*Exercise goal*:
Word for word, copy all the data and drop the pictures.

*Data entries*:
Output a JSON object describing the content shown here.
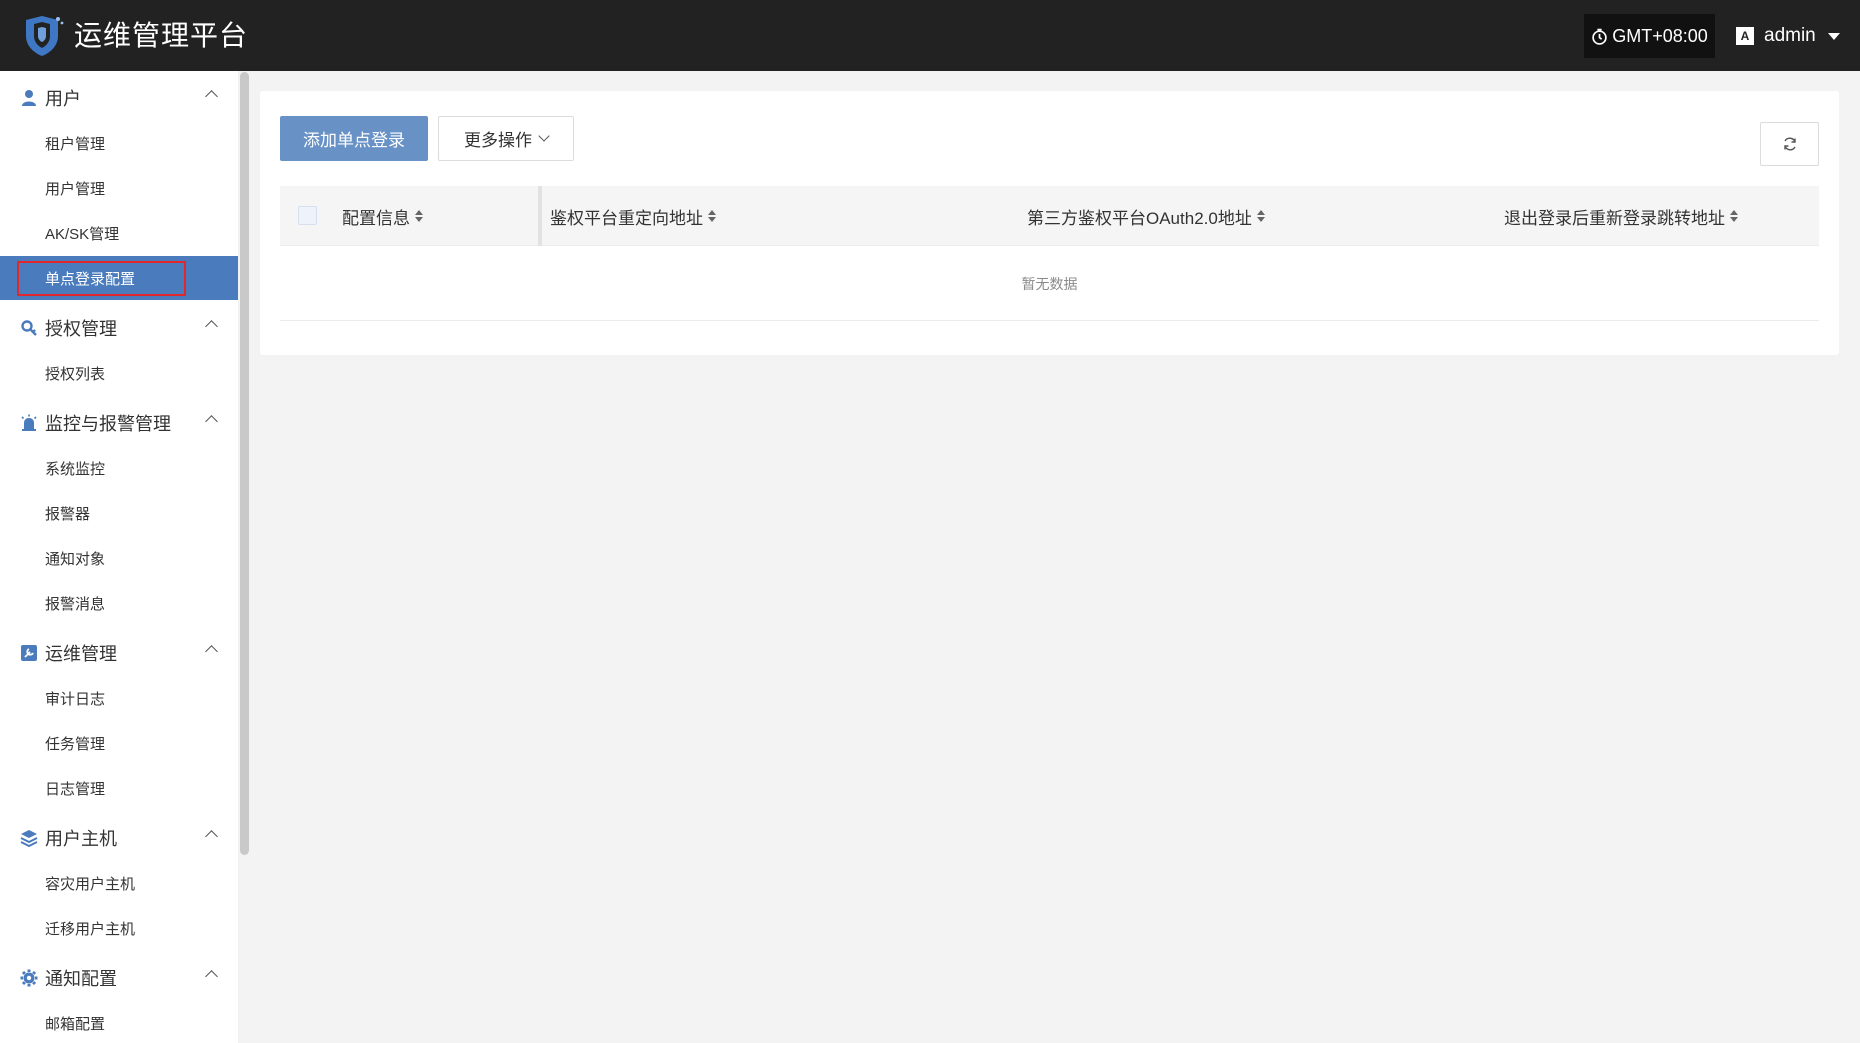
{
  "header": {
    "title": "运维管理平台",
    "timezone": "GMT+08:00",
    "lang_badge": "A",
    "username": "admin"
  },
  "sidebar": {
    "groups": [
      {
        "label": "用户",
        "icon": "user-icon",
        "items": [
          "租户管理",
          "用户管理",
          "AK/SK管理",
          "单点登录配置"
        ]
      },
      {
        "label": "授权管理",
        "icon": "authorization-icon",
        "items": [
          "授权列表"
        ]
      },
      {
        "label": "监控与报警管理",
        "icon": "alarm-icon",
        "items": [
          "系统监控",
          "报警器",
          "通知对象",
          "报警消息"
        ]
      },
      {
        "label": "运维管理",
        "icon": "ops-icon",
        "items": [
          "审计日志",
          "任务管理",
          "日志管理"
        ]
      },
      {
        "label": "用户主机",
        "icon": "layers-icon",
        "items": [
          "容灾用户主机",
          "迁移用户主机"
        ]
      },
      {
        "label": "通知配置",
        "icon": "gear-icon",
        "items": [
          "邮箱配置"
        ]
      }
    ],
    "active_item": "单点登录配置"
  },
  "toolbar": {
    "add_label": "添加单点登录",
    "more_label": "更多操作"
  },
  "table": {
    "columns": [
      "配置信息",
      "鉴权平台重定向地址",
      "第三方鉴权平台OAuth2.0地址",
      "退出登录后重新登录跳转地址"
    ],
    "empty_text": "暂无数据"
  },
  "colors": {
    "header_bg": "#222222",
    "accent": "#4a7bbd",
    "primary_button": "#6891c6",
    "highlight_border": "#e0282c",
    "shield_blue": "#3e78c4"
  }
}
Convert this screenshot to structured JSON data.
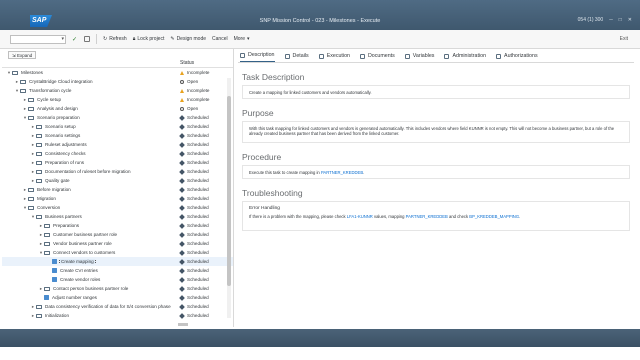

*Response to this task*:
Output a JSON object describing the content shown here.
{
  "header": {
    "title": "运维管理平台",
    "timezone": "GMT+08:00",
    "lang_badge": "A",
    "username": "admin"
  },
  "sidebar": {
    "groups": [
      {
        "label": "用户",
        "icon": "user-icon",
        "items": [
          "租户管理",
          "用户管理",
          "AK/SK管理",
          "单点登录配置"
        ]
      },
      {
        "label": "授权管理",
        "icon": "authorization-icon",
        "items": [
          "授权列表"
        ]
      },
      {
        "label": "监控与报警管理",
        "icon": "alarm-icon",
        "items": [
          "系统监控",
          "报警器",
          "通知对象",
          "报警消息"
        ]
      },
      {
        "label": "运维管理",
        "icon": "ops-icon",
        "items": [
          "审计日志",
          "任务管理",
          "日志管理"
        ]
      },
      {
        "label": "用户主机",
        "icon": "layers-icon",
        "items": [
          "容灾用户主机",
          "迁移用户主机"
        ]
      },
      {
        "label": "通知配置",
        "icon": "gear-icon",
        "items": [
          "邮箱配置"
        ]
      }
    ],
    "active_item": "单点登录配置"
  },
  "toolbar": {
    "add_label": "添加单点登录",
    "more_label": "更多操作"
  },
  "table": {
    "columns": [
      "配置信息",
      "鉴权平台重定向地址",
      "第三方鉴权平台OAuth2.0地址",
      "退出登录后重新登录跳转地址"
    ],
    "empty_text": "暂无数据"
  },
  "colors": {
    "header_bg": "#222222",
    "accent": "#4a7bbd",
    "primary_button": "#6891c6",
    "highlight_border": "#e0282c",
    "shield_blue": "#3e78c4"
  }
}
Convert this screenshot to structured JSON data.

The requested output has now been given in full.